* **What needs to be done**: Omit the pictures and return every entry exactly as written.

= = = = = = =

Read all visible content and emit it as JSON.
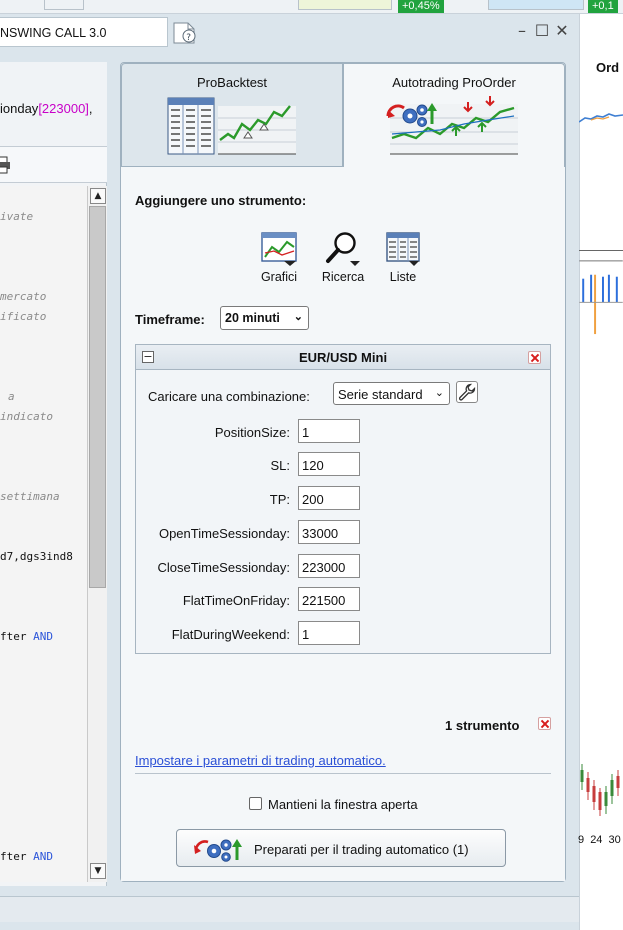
{
  "background": {
    "top_strip": {
      "badge_left": "+0,45%",
      "badge_right": "+0,1"
    },
    "window_title": "NSWING CALL 3.0",
    "editor": {
      "code_call_prefix": "ionday",
      "code_call_number": "[223000]",
      "code_call_suffix": ",",
      "lines": [
        "ivate",
        " mercato",
        "ificato",
        "a",
        "indicato",
        "settimana",
        "d7,dgs3ind8",
        "fter ",
        "fter "
      ],
      "keyword_and": "AND"
    },
    "chart": {
      "header": "Ord",
      "day_labels": [
        "9",
        "24",
        "30"
      ]
    }
  },
  "tabs": [
    {
      "label": "ProBacktest"
    },
    {
      "label": "Autotrading ProOrder"
    }
  ],
  "add_instrument": {
    "label": "Aggiungere uno strumento:",
    "tools": [
      {
        "label": "Grafici",
        "icon": "chart-icon"
      },
      {
        "label": "Ricerca",
        "icon": "magnifier-icon"
      },
      {
        "label": "Liste",
        "icon": "list-icon"
      }
    ]
  },
  "timeframe": {
    "label": "Timeframe:",
    "value": "20 minuti"
  },
  "instrument": {
    "name": "EUR/USD Mini",
    "combination_label": "Caricare una combinazione:",
    "combination_value": "Serie standard",
    "params": [
      {
        "label": "PositionSize:",
        "value": "1"
      },
      {
        "label": "SL:",
        "value": "120"
      },
      {
        "label": "TP:",
        "value": "200"
      },
      {
        "label": "OpenTimeSessionday:",
        "value": "33000"
      },
      {
        "label": "CloseTimeSessionday:",
        "value": "223000"
      },
      {
        "label": "FlatTimeOnFriday:",
        "value": "221500"
      },
      {
        "label": "FlatDuringWeekend:",
        "value": "1"
      }
    ]
  },
  "instrument_count": "1 strumento",
  "settings_link": "Impostare i parametri di trading automatico.",
  "keep_open_label": "Mantieni la finestra aperta",
  "keep_open_checked": false,
  "prepare_button": "Preparati per il trading automatico (1)",
  "colors": {
    "accent_green": "#21a33e",
    "link_blue": "#2a4fd6",
    "remove_red": "#d81e1e",
    "keyword_blue": "#2c55d9",
    "number_magenta": "#c800c8"
  }
}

= = = = = = =

* **Exercise answer**:
Read all visible content and emit it as JSON.
{
  "background": {
    "top_strip": {
      "badge_left": "+0,45%",
      "badge_right": "+0,1"
    },
    "window_title": "NSWING CALL 3.0",
    "editor": {
      "code_call_prefix": "ionday",
      "code_call_number": "[223000]",
      "code_call_suffix": ",",
      "lines": [
        "ivate",
        " mercato",
        "ificato",
        "a",
        "indicato",
        "settimana",
        "d7,dgs3ind8",
        "fter ",
        "fter "
      ],
      "keyword_and": "AND"
    },
    "chart": {
      "header": "Ord",
      "day_labels": [
        "9",
        "24",
        "30"
      ]
    }
  },
  "tabs": [
    {
      "label": "ProBacktest"
    },
    {
      "label": "Autotrading ProOrder"
    }
  ],
  "add_instrument": {
    "label": "Aggiungere uno strumento:",
    "tools": [
      {
        "label": "Grafici",
        "icon": "chart-icon"
      },
      {
        "label": "Ricerca",
        "icon": "magnifier-icon"
      },
      {
        "label": "Liste",
        "icon": "list-icon"
      }
    ]
  },
  "timeframe": {
    "label": "Timeframe:",
    "value": "20 minuti"
  },
  "instrument": {
    "name": "EUR/USD Mini",
    "combination_label": "Caricare una combinazione:",
    "combination_value": "Serie standard",
    "params": [
      {
        "label": "PositionSize:",
        "value": "1"
      },
      {
        "label": "SL:",
        "value": "120"
      },
      {
        "label": "TP:",
        "value": "200"
      },
      {
        "label": "OpenTimeSessionday:",
        "value": "33000"
      },
      {
        "label": "CloseTimeSessionday:",
        "value": "223000"
      },
      {
        "label": "FlatTimeOnFriday:",
        "value": "221500"
      },
      {
        "label": "FlatDuringWeekend:",
        "value": "1"
      }
    ]
  },
  "instrument_count": "1 strumento",
  "settings_link": "Impostare i parametri di trading automatico.",
  "keep_open_label": "Mantieni la finestra aperta",
  "keep_open_checked": false,
  "prepare_button": "Preparati per il trading automatico (1)",
  "colors": {
    "accent_green": "#21a33e",
    "link_blue": "#2a4fd6",
    "remove_red": "#d81e1e",
    "keyword_blue": "#2c55d9",
    "number_magenta": "#c800c8"
  }
}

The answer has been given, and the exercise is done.